▶ _REQUIRED TASK_: Reproduce every line of the material below without any change, omitting the pictures.

** Start DATA EXCERPTS **

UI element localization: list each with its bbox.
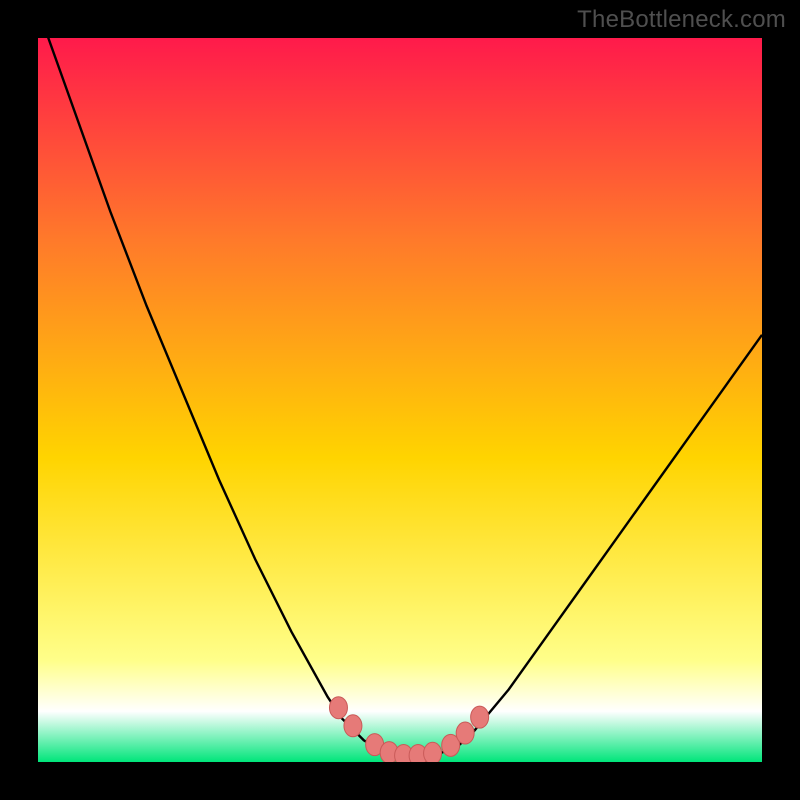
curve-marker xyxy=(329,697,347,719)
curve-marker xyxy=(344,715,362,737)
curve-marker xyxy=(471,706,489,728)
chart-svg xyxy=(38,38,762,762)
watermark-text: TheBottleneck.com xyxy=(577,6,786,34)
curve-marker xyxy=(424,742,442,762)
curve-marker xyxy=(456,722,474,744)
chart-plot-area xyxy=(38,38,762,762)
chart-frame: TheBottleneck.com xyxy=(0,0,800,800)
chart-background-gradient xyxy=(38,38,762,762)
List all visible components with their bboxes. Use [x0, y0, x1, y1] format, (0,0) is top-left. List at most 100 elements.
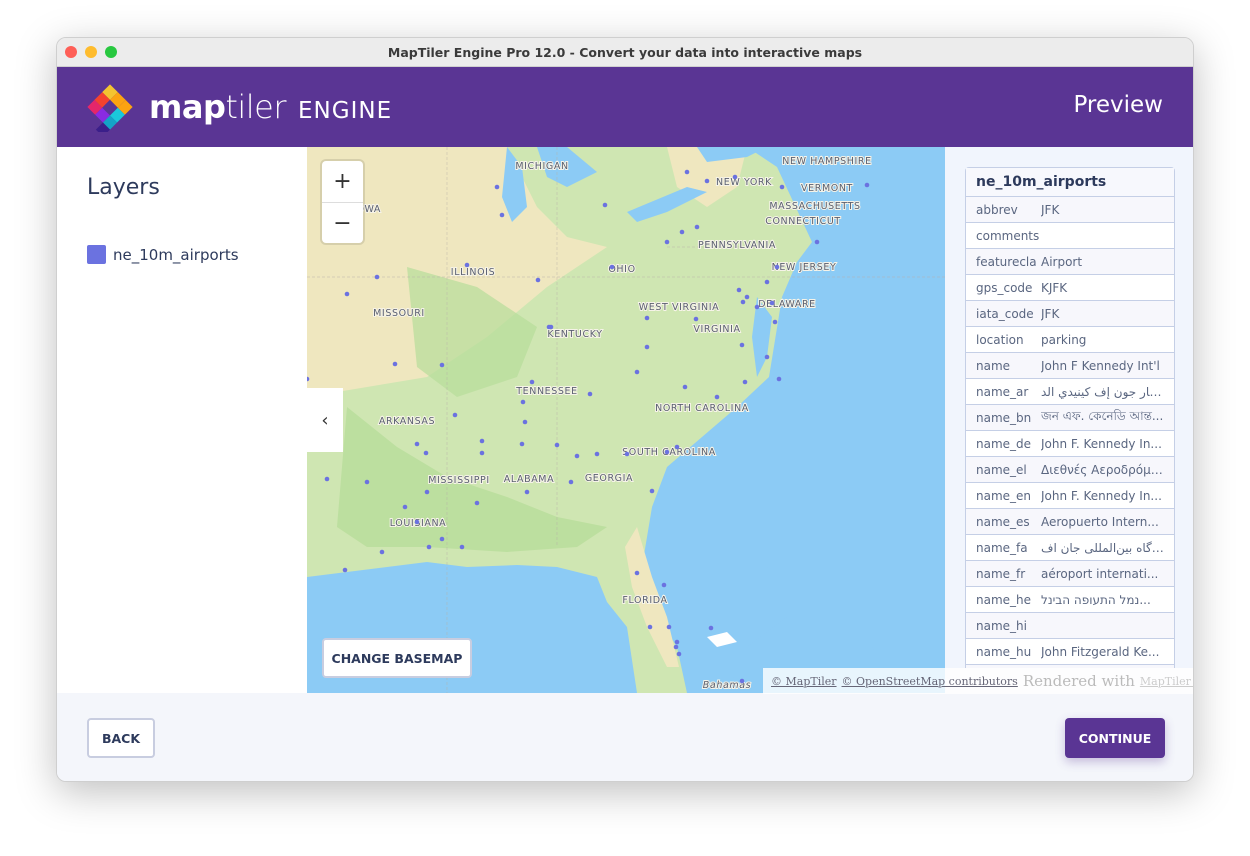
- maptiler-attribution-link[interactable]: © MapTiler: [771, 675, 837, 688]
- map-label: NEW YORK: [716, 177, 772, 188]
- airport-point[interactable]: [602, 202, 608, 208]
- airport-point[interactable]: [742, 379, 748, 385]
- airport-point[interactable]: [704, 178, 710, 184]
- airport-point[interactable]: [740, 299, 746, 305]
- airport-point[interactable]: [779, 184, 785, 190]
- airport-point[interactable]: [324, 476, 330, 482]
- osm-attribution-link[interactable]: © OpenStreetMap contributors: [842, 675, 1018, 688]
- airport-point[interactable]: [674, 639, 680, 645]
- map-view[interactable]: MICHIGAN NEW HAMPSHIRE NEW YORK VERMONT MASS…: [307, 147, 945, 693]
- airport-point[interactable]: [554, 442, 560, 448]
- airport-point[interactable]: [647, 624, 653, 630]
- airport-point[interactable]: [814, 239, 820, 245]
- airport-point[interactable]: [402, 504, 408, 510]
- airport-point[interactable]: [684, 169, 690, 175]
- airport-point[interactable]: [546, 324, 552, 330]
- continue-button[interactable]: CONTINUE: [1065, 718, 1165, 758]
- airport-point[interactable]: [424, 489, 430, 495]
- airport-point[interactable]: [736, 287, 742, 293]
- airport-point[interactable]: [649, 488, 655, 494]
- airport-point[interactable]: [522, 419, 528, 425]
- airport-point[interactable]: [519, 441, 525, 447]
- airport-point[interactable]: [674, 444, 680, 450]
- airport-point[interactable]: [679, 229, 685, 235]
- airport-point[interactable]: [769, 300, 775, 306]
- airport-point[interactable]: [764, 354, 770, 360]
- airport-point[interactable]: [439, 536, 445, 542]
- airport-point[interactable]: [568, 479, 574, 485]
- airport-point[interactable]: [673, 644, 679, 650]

** End DATA EXCERPTS **

▶ _WRITTEN REPLY_:
UI element localization: list each with its bbox.
curve-marker xyxy=(329,697,347,719)
curve-marker xyxy=(344,715,362,737)
curve-marker xyxy=(471,706,489,728)
chart-svg xyxy=(38,38,762,762)
watermark-text: TheBottleneck.com xyxy=(577,6,786,34)
curve-marker xyxy=(424,742,442,762)
curve-marker xyxy=(456,722,474,744)
chart-plot-area xyxy=(38,38,762,762)
chart-frame: TheBottleneck.com xyxy=(0,0,800,800)
chart-background-gradient xyxy=(38,38,762,762)
List all visible components with their bboxes. Use [x0, y0, x1, y1] format, (0,0) is top-left. List at most 100 elements.
- maptiler-attribution-link[interactable]: © MapTiler: [771, 675, 837, 688]
- map-label: NEW YORK: [716, 177, 772, 188]
- airport-point[interactable]: [602, 202, 608, 208]
- airport-point[interactable]: [742, 379, 748, 385]
- airport-point[interactable]: [704, 178, 710, 184]
- airport-point[interactable]: [740, 299, 746, 305]
- airport-point[interactable]: [779, 184, 785, 190]
- airport-point[interactable]: [324, 476, 330, 482]
- osm-attribution-link[interactable]: © OpenStreetMap contributors: [842, 675, 1018, 688]
- airport-point[interactable]: [674, 639, 680, 645]
- map-view[interactable]: MICHIGAN NEW HAMPSHIRE NEW YORK VERMONT MASS…: [307, 147, 945, 693]
- airport-point[interactable]: [554, 442, 560, 448]
- airport-point[interactable]: [647, 624, 653, 630]
- airport-point[interactable]: [814, 239, 820, 245]
- airport-point[interactable]: [402, 504, 408, 510]
- airport-point[interactable]: [684, 169, 690, 175]
- airport-point[interactable]: [546, 324, 552, 330]
- continue-button[interactable]: CONTINUE: [1065, 718, 1165, 758]
- airport-point[interactable]: [424, 489, 430, 495]
- airport-point[interactable]: [736, 287, 742, 293]
- airport-point[interactable]: [649, 488, 655, 494]
- airport-point[interactable]: [522, 419, 528, 425]
- airport-point[interactable]: [519, 441, 525, 447]
- airport-point[interactable]: [674, 444, 680, 450]
- airport-point[interactable]: [679, 229, 685, 235]
- airport-point[interactable]: [769, 300, 775, 306]
- airport-point[interactable]: [764, 354, 770, 360]
- airport-point[interactable]: [439, 536, 445, 542]
- airport-point[interactable]: [568, 479, 574, 485]
- airport-point[interactable]: [673, 644, 679, 650]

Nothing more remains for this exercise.